TASK DIRECTIONS: Without including any images, reproduce each entry exactly.

(Rows from a figure dataset)

+--

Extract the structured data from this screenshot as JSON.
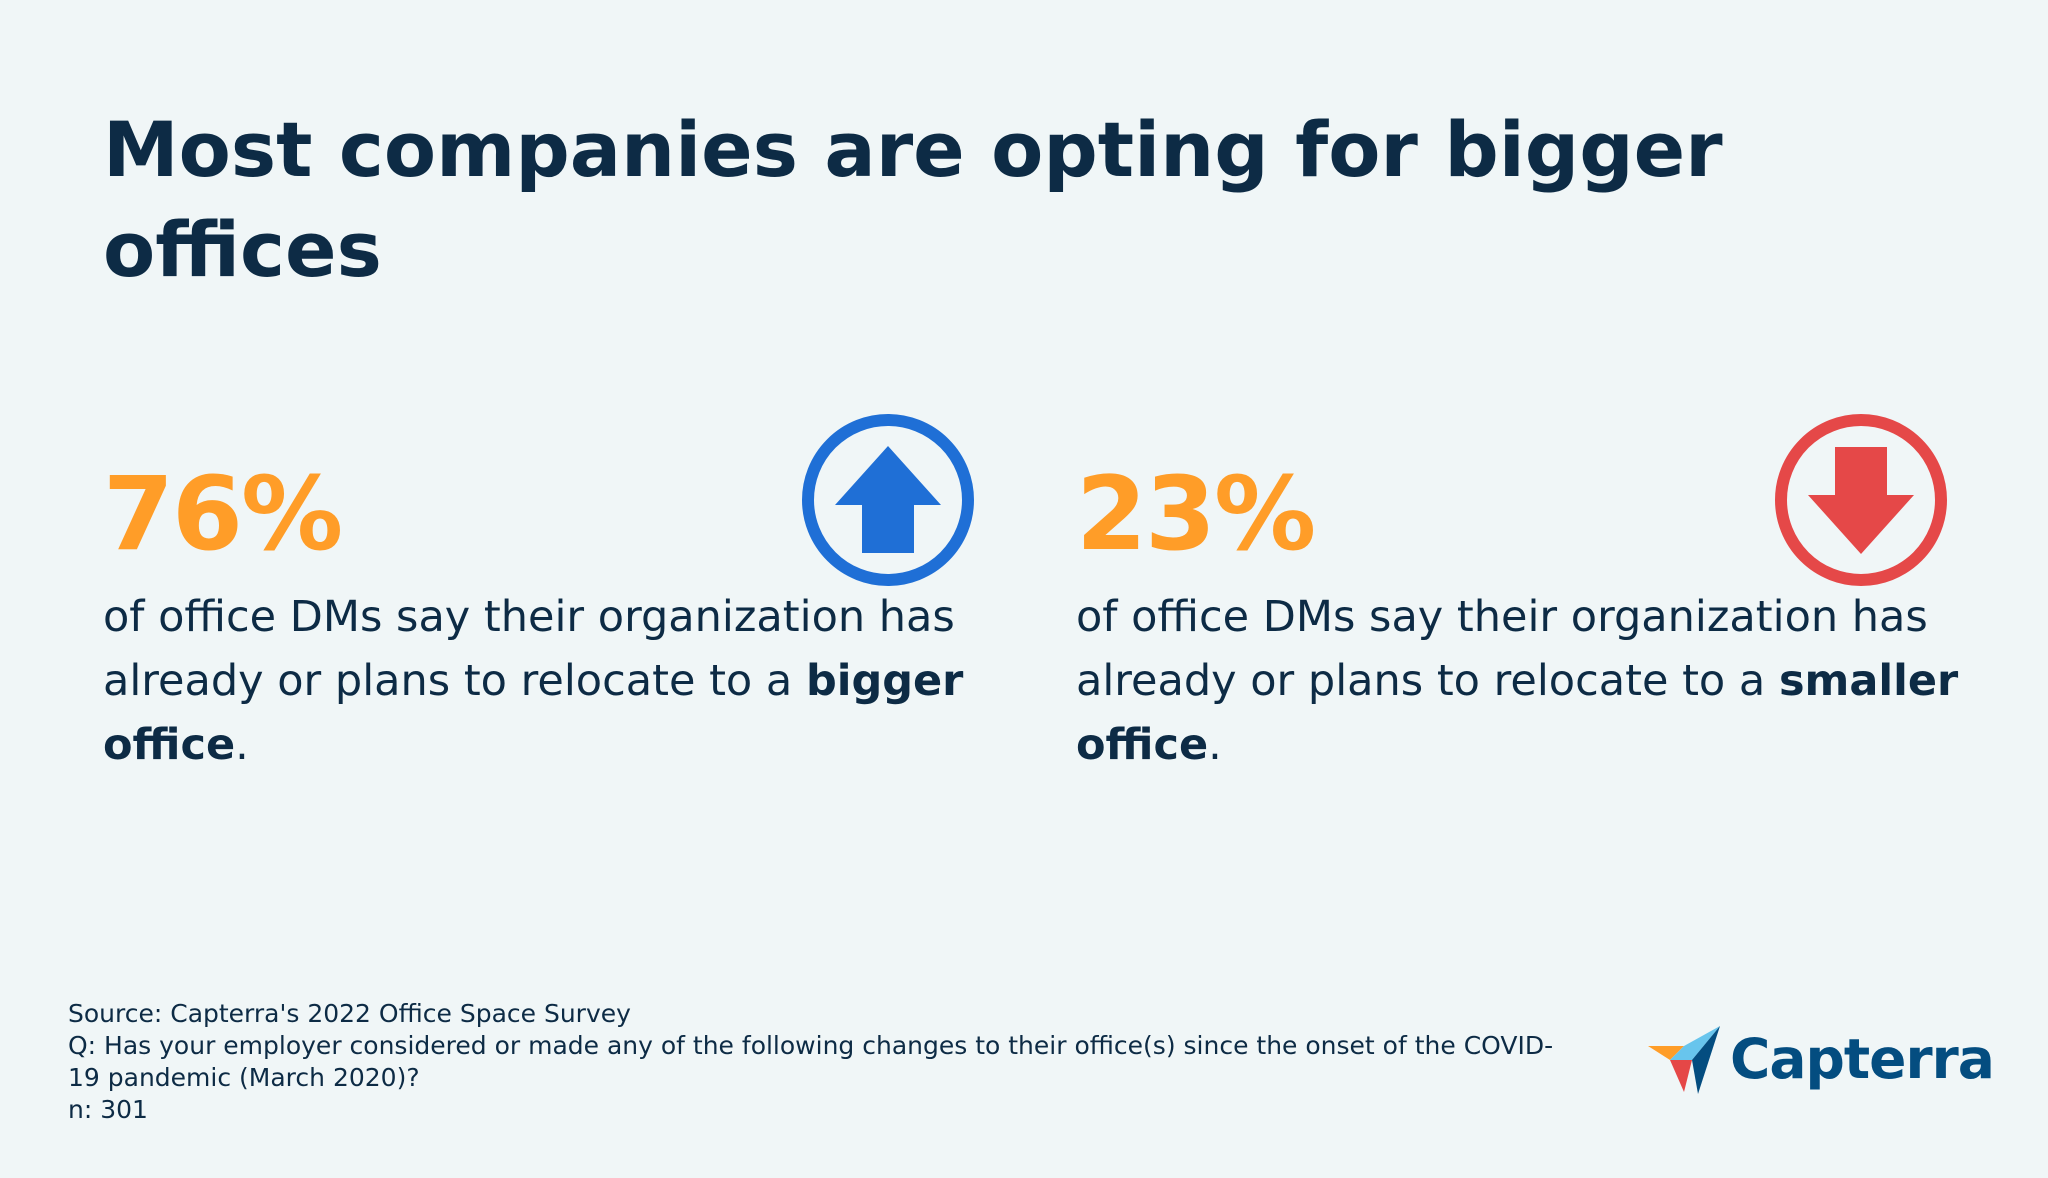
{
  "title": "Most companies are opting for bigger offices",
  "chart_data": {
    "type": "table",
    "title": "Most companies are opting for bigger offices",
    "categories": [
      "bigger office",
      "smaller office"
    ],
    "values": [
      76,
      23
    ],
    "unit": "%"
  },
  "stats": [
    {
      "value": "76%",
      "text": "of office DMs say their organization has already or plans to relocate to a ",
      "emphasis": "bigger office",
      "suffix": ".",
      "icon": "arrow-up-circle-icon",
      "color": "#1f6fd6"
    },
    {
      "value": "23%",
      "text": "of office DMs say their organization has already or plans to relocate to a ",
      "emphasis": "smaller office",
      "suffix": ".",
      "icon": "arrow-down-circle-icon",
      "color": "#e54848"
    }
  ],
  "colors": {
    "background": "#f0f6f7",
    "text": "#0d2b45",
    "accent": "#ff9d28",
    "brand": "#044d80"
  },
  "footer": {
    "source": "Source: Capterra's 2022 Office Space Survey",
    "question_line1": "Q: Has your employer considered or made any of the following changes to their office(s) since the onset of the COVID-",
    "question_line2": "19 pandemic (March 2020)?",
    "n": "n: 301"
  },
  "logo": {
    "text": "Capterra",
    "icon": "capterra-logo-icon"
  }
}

+--

RESPONSE TO THIS EXERCISE:
Extract the structured data from this screenshot as JSON.
{
  "title": "Most companies are opting for bigger offices",
  "chart_data": {
    "type": "table",
    "title": "Most companies are opting for bigger offices",
    "categories": [
      "bigger office",
      "smaller office"
    ],
    "values": [
      76,
      23
    ],
    "unit": "%"
  },
  "stats": [
    {
      "value": "76%",
      "text": "of office DMs say their organization has already or plans to relocate to a ",
      "emphasis": "bigger office",
      "suffix": ".",
      "icon": "arrow-up-circle-icon",
      "color": "#1f6fd6"
    },
    {
      "value": "23%",
      "text": "of office DMs say their organization has already or plans to relocate to a ",
      "emphasis": "smaller office",
      "suffix": ".",
      "icon": "arrow-down-circle-icon",
      "color": "#e54848"
    }
  ],
  "colors": {
    "background": "#f0f6f7",
    "text": "#0d2b45",
    "accent": "#ff9d28",
    "brand": "#044d80"
  },
  "footer": {
    "source": "Source: Capterra's 2022 Office Space Survey",
    "question_line1": "Q: Has your employer considered or made any of the following changes to their office(s) since the onset of the COVID-",
    "question_line2": "19 pandemic (March 2020)?",
    "n": "n: 301"
  },
  "logo": {
    "text": "Capterra",
    "icon": "capterra-logo-icon"
  }
}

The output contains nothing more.